Stated goal
The entries below are to be repeated exactly as they stand.

Part of a data file:
-*-
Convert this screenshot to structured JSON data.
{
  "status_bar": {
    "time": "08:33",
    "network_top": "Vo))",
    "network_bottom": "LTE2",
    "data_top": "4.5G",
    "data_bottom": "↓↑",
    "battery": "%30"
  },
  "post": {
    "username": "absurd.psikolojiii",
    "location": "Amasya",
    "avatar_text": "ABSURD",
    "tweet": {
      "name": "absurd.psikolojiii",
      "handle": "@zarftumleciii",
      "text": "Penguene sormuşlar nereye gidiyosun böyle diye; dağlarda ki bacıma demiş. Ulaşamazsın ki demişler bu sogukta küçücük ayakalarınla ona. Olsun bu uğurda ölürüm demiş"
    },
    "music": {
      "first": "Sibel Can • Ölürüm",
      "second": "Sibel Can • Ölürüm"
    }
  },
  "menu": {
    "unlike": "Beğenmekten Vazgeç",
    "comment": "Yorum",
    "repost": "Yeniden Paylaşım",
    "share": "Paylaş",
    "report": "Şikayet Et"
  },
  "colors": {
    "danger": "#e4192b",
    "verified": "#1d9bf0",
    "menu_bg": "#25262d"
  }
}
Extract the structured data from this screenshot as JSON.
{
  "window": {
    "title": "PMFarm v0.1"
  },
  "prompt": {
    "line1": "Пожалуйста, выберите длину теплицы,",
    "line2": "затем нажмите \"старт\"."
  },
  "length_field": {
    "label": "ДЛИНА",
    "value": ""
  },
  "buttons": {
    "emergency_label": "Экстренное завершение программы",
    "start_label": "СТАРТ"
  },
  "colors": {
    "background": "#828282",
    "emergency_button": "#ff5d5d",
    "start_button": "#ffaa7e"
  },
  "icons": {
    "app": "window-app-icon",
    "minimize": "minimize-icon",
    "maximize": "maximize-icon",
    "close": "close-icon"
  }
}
-*-
The reply
Convert this screenshot to structured JSON data.
{
  "status_bar": {
    "time": "08:33",
    "network_top": "Vo))",
    "network_bottom": "LTE2",
    "data_top": "4.5G",
    "data_bottom": "↓↑",
    "battery": "%30"
  },
  "post": {
    "username": "absurd.psikolojiii",
    "location": "Amasya",
    "avatar_text": "ABSURD",
    "tweet": {
      "name": "absurd.psikolojiii",
      "handle": "@zarftumleciii",
      "text": "Penguene sormuşlar nereye gidiyosun böyle diye; dağlarda ki bacıma demiş. Ulaşamazsın ki demişler bu sogukta küçücük ayakalarınla ona. Olsun bu uğurda ölürüm demiş"
    },
    "music": {
      "first": "Sibel Can • Ölürüm",
      "second": "Sibel Can • Ölürüm"
    }
  },
  "menu": {
    "unlike": "Beğenmekten Vazgeç",
    "comment": "Yorum",
    "repost": "Yeniden Paylaşım",
    "share": "Paylaş",
    "report": "Şikayet Et"
  },
  "colors": {
    "danger": "#e4192b",
    "verified": "#1d9bf0",
    "menu_bg": "#25262d"
  }
}
Extract the structured data from this screenshot as JSON.
{
  "window": {
    "title": "PMFarm v0.1"
  },
  "prompt": {
    "line1": "Пожалуйста, выберите длину теплицы,",
    "line2": "затем нажмите \"старт\"."
  },
  "length_field": {
    "label": "ДЛИНА",
    "value": ""
  },
  "buttons": {
    "emergency_label": "Экстренное завершение программы",
    "start_label": "СТАРТ"
  },
  "colors": {
    "background": "#828282",
    "emergency_button": "#ff5d5d",
    "start_button": "#ffaa7e"
  },
  "icons": {
    "app": "window-app-icon",
    "minimize": "minimize-icon",
    "maximize": "maximize-icon",
    "close": "close-icon"
  }
}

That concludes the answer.